::: Input data :::

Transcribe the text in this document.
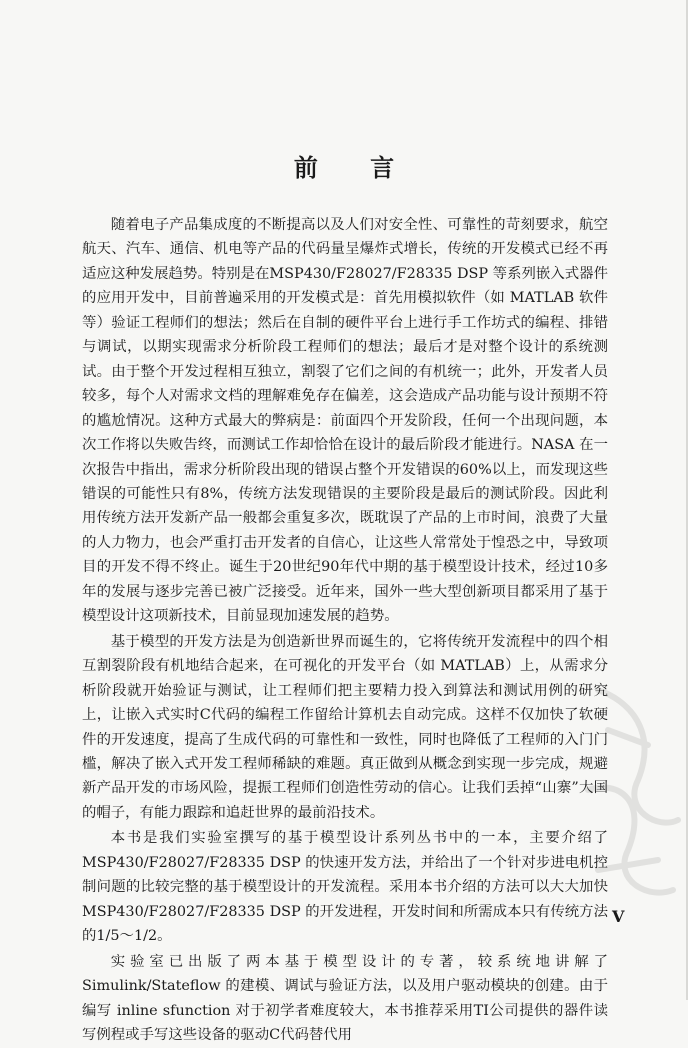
前 言

随着电子产品集成度的不断提高以及人们对安全性、可靠性的苛刻要求，航空航天、汽车、通信、机电等产品的代码量呈爆炸式增长，传统的开发模式已经不再适应这种发展趋势。特别是在MSP430/F28027/F28335 DSP 等系列嵌入式器件的应用开发中，目前普遍采用的开发模式是：首先用模拟软件（如 MATLAB 软件等）验证工程师们的想法；然后在自制的硬件平台上进行手工作坊式的编程、排错与调试，以期实现需求分析阶段工程师们的想法；最后才是对整个设计的系统测试。由于整个开发过程相互独立，割裂了它们之间的有机统一；此外，开发者人员较多，每个人对需求文档的理解难免存在偏差，这会造成产品功能与设计预期不符的尴尬情况。这种方式最大的弊病是：前面四个开发阶段，任何一个出现问题，本次工作将以失败告终，而测试工作却恰恰在设计的最后阶段才能进行。NASA 在一次报告中指出，需求分析阶段出现的错误占整个开发错误的60%以上，而发现这些错误的可能性只有8%，传统方法发现错误的主要阶段是最后的测试阶段。因此利用传统方法开发新产品一般都会重复多次，既耽误了产品的上市时间，浪费了大量的人力物力，也会严重打击开发者的自信心，让这些人常常处于惶恐之中，导致项目的开发不得不终止。诞生于20世纪90年代中期的基于模型设计技术，经过10多年的发展与逐步完善已被广泛接受。近年来，国外一些大型创新项目都采用了基于模型设计这项新技术，目前显现加速发展的趋势。

基于模型的开发方法是为创造新世界而诞生的，它将传统开发流程中的四个相互割裂阶段有机地结合起来，在可视化的开发平台（如 MATLAB）上，从需求分析阶段就开始验证与测试，让工程师们把主要精力投入到算法和测试用例的研究上，让嵌入式实时C代码的编程工作留给计算机去自动完成。这样不仅加快了软硬件的开发速度，提高了生成代码的可靠性和一致性，同时也降低了工程师的入门门槛，解决了嵌入式开发工程师稀缺的难题。真正做到从概念到实现一步完成，规避新产品开发的市场风险，提振工程师们创造性劳动的信心。让我们丢掉“山寨”大国的帽子，有能力跟踪和追赶世界的最前沿技术。

本书是我们实验室撰写的基于模型设计系列丛书中的一本，主要介绍了MSP430/F28027/F28335 DSP 的快速开发方法，并给出了一个针对步进电机控制问题的比较完整的基于模型设计的开发流程。采用本书介绍的方法可以大大加快 MSP430/F28027/F28335 DSP 的开发进程，开发时间和所需成本只有传统方法的1/5～1/2。

实验室已出版了两本基于模型设计的专著，较系统地讲解了 Simulink/Stateflow 的建模、调试与验证方法，以及用户驱动模块的创建。由于编写 inline sfunction 对于初学者难度较大，本书推荐采用TI公司提供的器件读写例程或手写这些设备的驱动C代码替代用

V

:::

* **What you should do**
Copy out the data above exactly, except the pictures.

* **Exercise result**
Transcribe the text in this document.
前 言

随着电子产品集成度的不断提高以及人们对安全性、可靠性的苛刻要求，航空航天、汽车、通信、机电等产品的代码量呈爆炸式增长，传统的开发模式已经不再适应这种发展趋势。特别是在MSP430/F28027/F28335 DSP 等系列嵌入式器件的应用开发中，目前普遍采用的开发模式是：首先用模拟软件（如 MATLAB 软件等）验证工程师们的想法；然后在自制的硬件平台上进行手工作坊式的编程、排错与调试，以期实现需求分析阶段工程师们的想法；最后才是对整个设计的系统测试。由于整个开发过程相互独立，割裂了它们之间的有机统一；此外，开发者人员较多，每个人对需求文档的理解难免存在偏差，这会造成产品功能与设计预期不符的尴尬情况。这种方式最大的弊病是：前面四个开发阶段，任何一个出现问题，本次工作将以失败告终，而测试工作却恰恰在设计的最后阶段才能进行。NASA 在一次报告中指出，需求分析阶段出现的错误占整个开发错误的60%以上，而发现这些错误的可能性只有8%，传统方法发现错误的主要阶段是最后的测试阶段。因此利用传统方法开发新产品一般都会重复多次，既耽误了产品的上市时间，浪费了大量的人力物力，也会严重打击开发者的自信心，让这些人常常处于惶恐之中，导致项目的开发不得不终止。诞生于20世纪90年代中期的基于模型设计技术，经过10多年的发展与逐步完善已被广泛接受。近年来，国外一些大型创新项目都采用了基于模型设计这项新技术，目前显现加速发展的趋势。

基于模型的开发方法是为创造新世界而诞生的，它将传统开发流程中的四个相互割裂阶段有机地结合起来，在可视化的开发平台（如 MATLAB）上，从需求分析阶段就开始验证与测试，让工程师们把主要精力投入到算法和测试用例的研究上，让嵌入式实时C代码的编程工作留给计算机去自动完成。这样不仅加快了软硬件的开发速度，提高了生成代码的可靠性和一致性，同时也降低了工程师的入门门槛，解决了嵌入式开发工程师稀缺的难题。真正做到从概念到实现一步完成，规避新产品开发的市场风险，提振工程师们创造性劳动的信心。让我们丢掉“山寨”大国的帽子，有能力跟踪和追赶世界的最前沿技术。

本书是我们实验室撰写的基于模型设计系列丛书中的一本，主要介绍了MSP430/F28027/F28335 DSP 的快速开发方法，并给出了一个针对步进电机控制问题的比较完整的基于模型设计的开发流程。采用本书介绍的方法可以大大加快 MSP430/F28027/F28335 DSP 的开发进程，开发时间和所需成本只有传统方法的1/5～1/2。

实验室已出版了两本基于模型设计的专著，较系统地讲解了 Simulink/Stateflow 的建模、调试与验证方法，以及用户驱动模块的创建。由于编写 inline sfunction 对于初学者难度较大，本书推荐采用TI公司提供的器件读写例程或手写这些设备的驱动C代码替代用

V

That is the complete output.